Transcribe each line of the records below exactly, excluding any embedded images.

-- start of EXERCISE DATA --

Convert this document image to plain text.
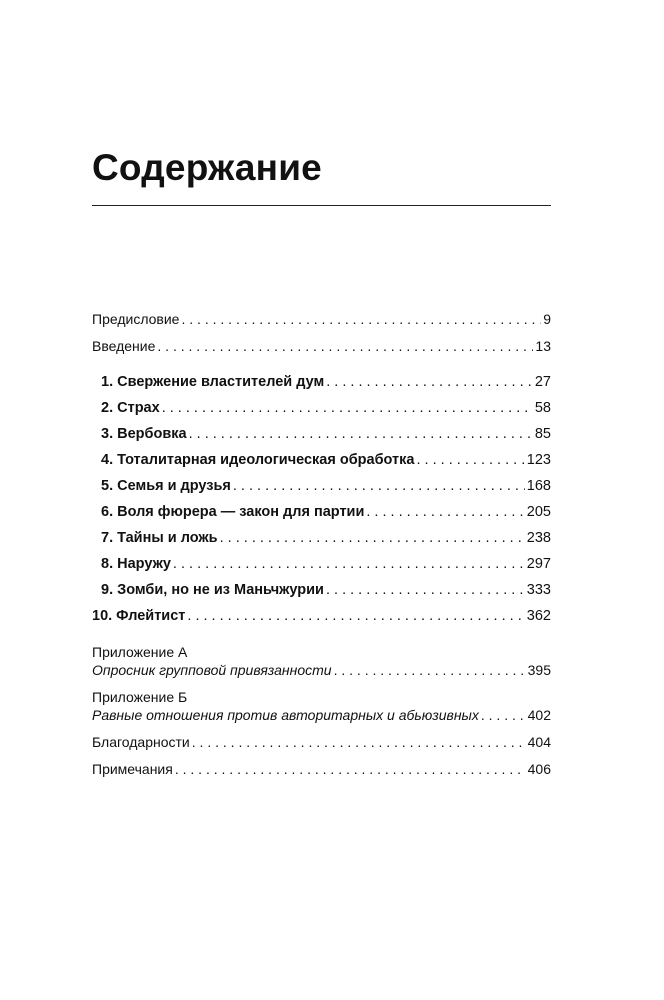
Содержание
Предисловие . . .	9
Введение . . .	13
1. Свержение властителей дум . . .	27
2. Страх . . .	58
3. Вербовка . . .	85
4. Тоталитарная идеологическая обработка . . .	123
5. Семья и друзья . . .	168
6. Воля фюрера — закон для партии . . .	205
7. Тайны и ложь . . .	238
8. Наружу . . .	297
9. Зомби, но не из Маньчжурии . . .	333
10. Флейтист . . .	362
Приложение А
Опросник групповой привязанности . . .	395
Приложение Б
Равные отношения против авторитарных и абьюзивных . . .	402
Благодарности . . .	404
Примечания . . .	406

-- end of EXERCISE DATA --

FULL OUTPUT:
Convert this document image to plain text.
Содержание
Предисловие . . .	9
Введение . . .	13
1. Свержение властителей дум . . .	27
2. Страх . . .	58
3. Вербовка . . .	85
4. Тоталитарная идеологическая обработка . . .	123
5. Семья и друзья . . .	168
6. Воля фюрера — закон для партии . . .	205
7. Тайны и ложь . . .	238
8. Наружу . . .	297
9. Зомби, но не из Маньчжурии . . .	333
10. Флейтист . . .	362
Приложение А
Опросник групповой привязанности . . .	395
Приложение Б
Равные отношения против авторитарных и абьюзивных . . .	402
Благодарности . . .	404
Примечания . . .	406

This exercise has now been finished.